# Instructions to follow
Leave out the pictures and copy the remaining records exactly.

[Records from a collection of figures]

****************

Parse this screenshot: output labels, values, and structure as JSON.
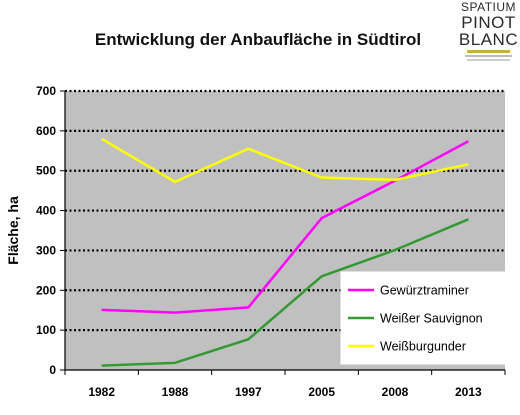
{
  "logo": {
    "line1": "SPATIUM",
    "line2": "PINOT",
    "line3": "BLANC"
  },
  "chart_data": {
    "type": "line",
    "title": "Entwicklung der Anbaufläche in Südtirol",
    "ylabel": "Fläche, ha",
    "xlabel": "",
    "categories": [
      "1982",
      "1988",
      "1997",
      "2005",
      "2008",
      "2013"
    ],
    "ylim": [
      0,
      700
    ],
    "yticks": [
      0,
      100,
      200,
      300,
      400,
      500,
      600,
      700
    ],
    "grid": "horizontal dotted",
    "legend_position": "bottom-right",
    "background_color": "#c0c0c0",
    "series": [
      {
        "name": "Gewürztraminer",
        "color": "#ff00ff",
        "values": [
          151,
          144,
          157,
          381,
          475,
          574
        ]
      },
      {
        "name": "Weißer Sauvignon",
        "color": "#339933",
        "values": [
          11,
          18,
          77,
          235,
          301,
          378
        ]
      },
      {
        "name": "Weißburgunder",
        "color": "#ffff00",
        "values": [
          580,
          472,
          555,
          483,
          477,
          516
        ]
      }
    ]
  }
}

****************

# Answer to this exercise
Parse this screenshot: output labels, values, and structure as JSON.
{
  "logo": {
    "line1": "SPATIUM",
    "line2": "PINOT",
    "line3": "BLANC"
  },
  "chart_data": {
    "type": "line",
    "title": "Entwicklung der Anbaufläche in Südtirol",
    "ylabel": "Fläche, ha",
    "xlabel": "",
    "categories": [
      "1982",
      "1988",
      "1997",
      "2005",
      "2008",
      "2013"
    ],
    "ylim": [
      0,
      700
    ],
    "yticks": [
      0,
      100,
      200,
      300,
      400,
      500,
      600,
      700
    ],
    "grid": "horizontal dotted",
    "legend_position": "bottom-right",
    "background_color": "#c0c0c0",
    "series": [
      {
        "name": "Gewürztraminer",
        "color": "#ff00ff",
        "values": [
          151,
          144,
          157,
          381,
          475,
          574
        ]
      },
      {
        "name": "Weißer Sauvignon",
        "color": "#339933",
        "values": [
          11,
          18,
          77,
          235,
          301,
          378
        ]
      },
      {
        "name": "Weißburgunder",
        "color": "#ffff00",
        "values": [
          580,
          472,
          555,
          483,
          477,
          516
        ]
      }
    ]
  }
}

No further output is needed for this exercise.